### Task to carry out
Write out every entry precisely as given, leaving the pictures out.

>> Start Entries provided

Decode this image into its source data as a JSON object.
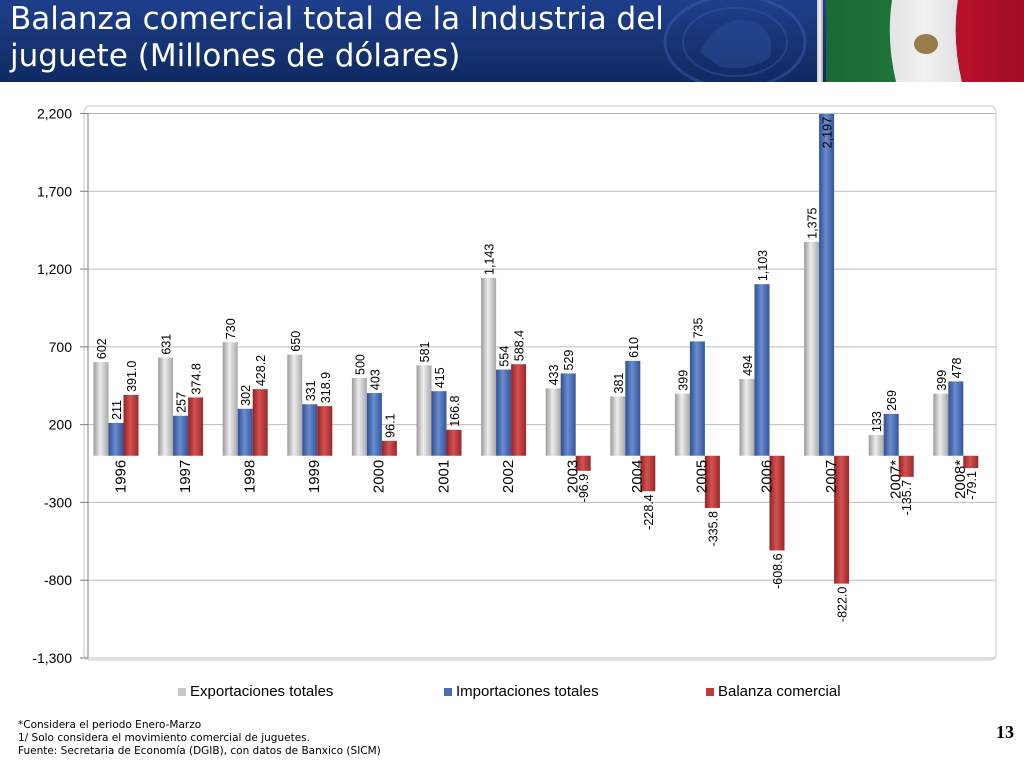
{
  "header": {
    "title_line1": "Balanza comercial total de la Industria del",
    "title_line2": "juguete (Millones de dólares)"
  },
  "colors": {
    "header_bg": "#173575",
    "exports": "#c8c8c8",
    "imports": "#4a6fb6",
    "balance": "#c03a3a"
  },
  "chart_data": {
    "type": "bar",
    "categories": [
      "1996",
      "1997",
      "1998",
      "1999",
      "2000",
      "2001",
      "2002",
      "2003",
      "2004",
      "2005",
      "2006",
      "2007",
      "2007*",
      "2008*"
    ],
    "series": [
      {
        "name": "Exportaciones totales",
        "values": [
          602,
          631,
          730,
          650,
          500,
          581,
          1143,
          433,
          381,
          399,
          494,
          1375,
          133,
          399
        ],
        "labels": [
          "602",
          "631",
          "730",
          "650",
          "500",
          "581",
          "1,143",
          "433",
          "381",
          "399",
          "494",
          "1,375",
          "133",
          "399"
        ]
      },
      {
        "name": "Importaciones totales",
        "values": [
          211,
          257,
          302,
          331,
          403,
          415,
          554,
          529,
          610,
          735,
          1103,
          2197,
          269,
          478
        ],
        "labels": [
          "211",
          "257",
          "302",
          "331",
          "403",
          "415",
          "554",
          "529",
          "610",
          "735",
          "1,103",
          "2,197",
          "269",
          "478"
        ]
      },
      {
        "name": "Balanza comercial",
        "values": [
          391.0,
          374.8,
          428.2,
          318.9,
          96.1,
          166.8,
          588.4,
          -96.9,
          -228.4,
          -335.8,
          -608.6,
          -822.0,
          -135.7,
          -79.1
        ],
        "labels": [
          "391.0",
          "374.8",
          "428.2",
          "318.9",
          "96.1",
          "166.8",
          "588.4",
          "-96.9",
          "-228.4",
          "-335.8",
          "-608.6",
          "-822.0",
          "-135.7",
          "-79.1"
        ]
      }
    ],
    "yticks": [
      2200,
      1700,
      1200,
      700,
      200,
      -300,
      -800,
      -1300
    ],
    "ytick_labels": [
      "2,200",
      "1,700",
      "1,200",
      "700",
      "200",
      "-300",
      "-800",
      "-1,300"
    ],
    "ylim": [
      -1300,
      2200
    ],
    "grid": true,
    "legend_position": "bottom"
  },
  "footnotes": {
    "note1": "*Considera el periodo Enero-Marzo",
    "note2": "1/ Solo considera el movimiento comercial de juguetes.",
    "note3": "Fuente: Secretaria de Economía (DGIB), con datos de Banxico (SICM)"
  },
  "page_number": "13"
}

>> End Entries provided

### Reply
Decode this image into its source data as a JSON object.
{
  "header": {
    "title_line1": "Balanza comercial total de la Industria del",
    "title_line2": "juguete (Millones de dólares)"
  },
  "colors": {
    "header_bg": "#173575",
    "exports": "#c8c8c8",
    "imports": "#4a6fb6",
    "balance": "#c03a3a"
  },
  "chart_data": {
    "type": "bar",
    "categories": [
      "1996",
      "1997",
      "1998",
      "1999",
      "2000",
      "2001",
      "2002",
      "2003",
      "2004",
      "2005",
      "2006",
      "2007",
      "2007*",
      "2008*"
    ],
    "series": [
      {
        "name": "Exportaciones totales",
        "values": [
          602,
          631,
          730,
          650,
          500,
          581,
          1143,
          433,
          381,
          399,
          494,
          1375,
          133,
          399
        ],
        "labels": [
          "602",
          "631",
          "730",
          "650",
          "500",
          "581",
          "1,143",
          "433",
          "381",
          "399",
          "494",
          "1,375",
          "133",
          "399"
        ]
      },
      {
        "name": "Importaciones totales",
        "values": [
          211,
          257,
          302,
          331,
          403,
          415,
          554,
          529,
          610,
          735,
          1103,
          2197,
          269,
          478
        ],
        "labels": [
          "211",
          "257",
          "302",
          "331",
          "403",
          "415",
          "554",
          "529",
          "610",
          "735",
          "1,103",
          "2,197",
          "269",
          "478"
        ]
      },
      {
        "name": "Balanza comercial",
        "values": [
          391.0,
          374.8,
          428.2,
          318.9,
          96.1,
          166.8,
          588.4,
          -96.9,
          -228.4,
          -335.8,
          -608.6,
          -822.0,
          -135.7,
          -79.1
        ],
        "labels": [
          "391.0",
          "374.8",
          "428.2",
          "318.9",
          "96.1",
          "166.8",
          "588.4",
          "-96.9",
          "-228.4",
          "-335.8",
          "-608.6",
          "-822.0",
          "-135.7",
          "-79.1"
        ]
      }
    ],
    "yticks": [
      2200,
      1700,
      1200,
      700,
      200,
      -300,
      -800,
      -1300
    ],
    "ytick_labels": [
      "2,200",
      "1,700",
      "1,200",
      "700",
      "200",
      "-300",
      "-800",
      "-1,300"
    ],
    "ylim": [
      -1300,
      2200
    ],
    "grid": true,
    "legend_position": "bottom"
  },
  "footnotes": {
    "note1": "*Considera el periodo Enero-Marzo",
    "note2": "1/ Solo considera el movimiento comercial de juguetes.",
    "note3": "Fuente: Secretaria de Economía (DGIB), con datos de Banxico (SICM)"
  },
  "page_number": "13"
}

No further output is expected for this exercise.